-- THE RECORDS start --
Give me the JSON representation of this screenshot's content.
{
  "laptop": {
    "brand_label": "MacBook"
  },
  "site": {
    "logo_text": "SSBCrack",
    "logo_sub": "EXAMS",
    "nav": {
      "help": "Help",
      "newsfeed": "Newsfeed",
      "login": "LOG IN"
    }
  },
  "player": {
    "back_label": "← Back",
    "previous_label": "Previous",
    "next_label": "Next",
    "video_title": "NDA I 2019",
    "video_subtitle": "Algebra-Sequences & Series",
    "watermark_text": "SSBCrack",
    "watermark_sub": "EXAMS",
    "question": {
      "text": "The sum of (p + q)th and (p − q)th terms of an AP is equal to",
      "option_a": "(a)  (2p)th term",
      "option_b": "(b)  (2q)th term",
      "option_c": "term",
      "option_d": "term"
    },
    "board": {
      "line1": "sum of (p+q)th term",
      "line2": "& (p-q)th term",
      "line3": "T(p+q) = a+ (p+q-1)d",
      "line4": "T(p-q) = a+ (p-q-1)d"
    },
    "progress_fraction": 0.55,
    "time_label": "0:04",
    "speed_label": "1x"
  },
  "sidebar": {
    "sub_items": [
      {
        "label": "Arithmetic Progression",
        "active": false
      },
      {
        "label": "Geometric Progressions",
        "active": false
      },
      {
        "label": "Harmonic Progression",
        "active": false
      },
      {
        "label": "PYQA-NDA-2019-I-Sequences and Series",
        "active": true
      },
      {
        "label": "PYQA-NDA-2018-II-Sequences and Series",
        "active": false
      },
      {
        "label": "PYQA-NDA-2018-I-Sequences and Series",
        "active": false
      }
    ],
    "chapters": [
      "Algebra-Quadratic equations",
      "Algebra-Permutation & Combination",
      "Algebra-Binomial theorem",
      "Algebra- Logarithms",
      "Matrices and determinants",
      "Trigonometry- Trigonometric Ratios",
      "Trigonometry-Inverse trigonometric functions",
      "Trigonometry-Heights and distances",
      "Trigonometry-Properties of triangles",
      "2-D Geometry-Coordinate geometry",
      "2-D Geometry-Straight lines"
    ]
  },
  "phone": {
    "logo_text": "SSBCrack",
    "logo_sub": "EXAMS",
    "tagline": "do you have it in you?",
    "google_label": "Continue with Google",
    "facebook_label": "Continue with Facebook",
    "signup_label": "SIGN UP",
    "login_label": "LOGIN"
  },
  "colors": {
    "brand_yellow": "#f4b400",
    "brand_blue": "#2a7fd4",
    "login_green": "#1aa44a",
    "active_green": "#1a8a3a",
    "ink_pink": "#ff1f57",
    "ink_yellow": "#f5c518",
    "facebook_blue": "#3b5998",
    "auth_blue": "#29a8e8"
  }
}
-- THE RECORDS end --
▶ _AIM OF THE EXERCISE_:
Reproduce the full set of records precisely.

▶ _OUTPUT BELOW_:
Give me the JSON representation of this screenshot's content.
{
  "laptop": {
    "brand_label": "MacBook"
  },
  "site": {
    "logo_text": "SSBCrack",
    "logo_sub": "EXAMS",
    "nav": {
      "help": "Help",
      "newsfeed": "Newsfeed",
      "login": "LOG IN"
    }
  },
  "player": {
    "back_label": "← Back",
    "previous_label": "Previous",
    "next_label": "Next",
    "video_title": "NDA I 2019",
    "video_subtitle": "Algebra-Sequences & Series",
    "watermark_text": "SSBCrack",
    "watermark_sub": "EXAMS",
    "question": {
      "text": "The sum of (p + q)th and (p − q)th terms of an AP is equal to",
      "option_a": "(a)  (2p)th term",
      "option_b": "(b)  (2q)th term",
      "option_c": "term",
      "option_d": "term"
    },
    "board": {
      "line1": "sum of (p+q)th term",
      "line2": "& (p-q)th term",
      "line3": "T(p+q) = a+ (p+q-1)d",
      "line4": "T(p-q) = a+ (p-q-1)d"
    },
    "progress_fraction": 0.55,
    "time_label": "0:04",
    "speed_label": "1x"
  },
  "sidebar": {
    "sub_items": [
      {
        "label": "Arithmetic Progression",
        "active": false
      },
      {
        "label": "Geometric Progressions",
        "active": false
      },
      {
        "label": "Harmonic Progression",
        "active": false
      },
      {
        "label": "PYQA-NDA-2019-I-Sequences and Series",
        "active": true
      },
      {
        "label": "PYQA-NDA-2018-II-Sequences and Series",
        "active": false
      },
      {
        "label": "PYQA-NDA-2018-I-Sequences and Series",
        "active": false
      }
    ],
    "chapters": [
      "Algebra-Quadratic equations",
      "Algebra-Permutation & Combination",
      "Algebra-Binomial theorem",
      "Algebra- Logarithms",
      "Matrices and determinants",
      "Trigonometry- Trigonometric Ratios",
      "Trigonometry-Inverse trigonometric functions",
      "Trigonometry-Heights and distances",
      "Trigonometry-Properties of triangles",
      "2-D Geometry-Coordinate geometry",
      "2-D Geometry-Straight lines"
    ]
  },
  "phone": {
    "logo_text": "SSBCrack",
    "logo_sub": "EXAMS",
    "tagline": "do you have it in you?",
    "google_label": "Continue with Google",
    "facebook_label": "Continue with Facebook",
    "signup_label": "SIGN UP",
    "login_label": "LOGIN"
  },
  "colors": {
    "brand_yellow": "#f4b400",
    "brand_blue": "#2a7fd4",
    "login_green": "#1aa44a",
    "active_green": "#1a8a3a",
    "ink_pink": "#ff1f57",
    "ink_yellow": "#f5c518",
    "facebook_blue": "#3b5998",
    "auth_blue": "#29a8e8"
  }
}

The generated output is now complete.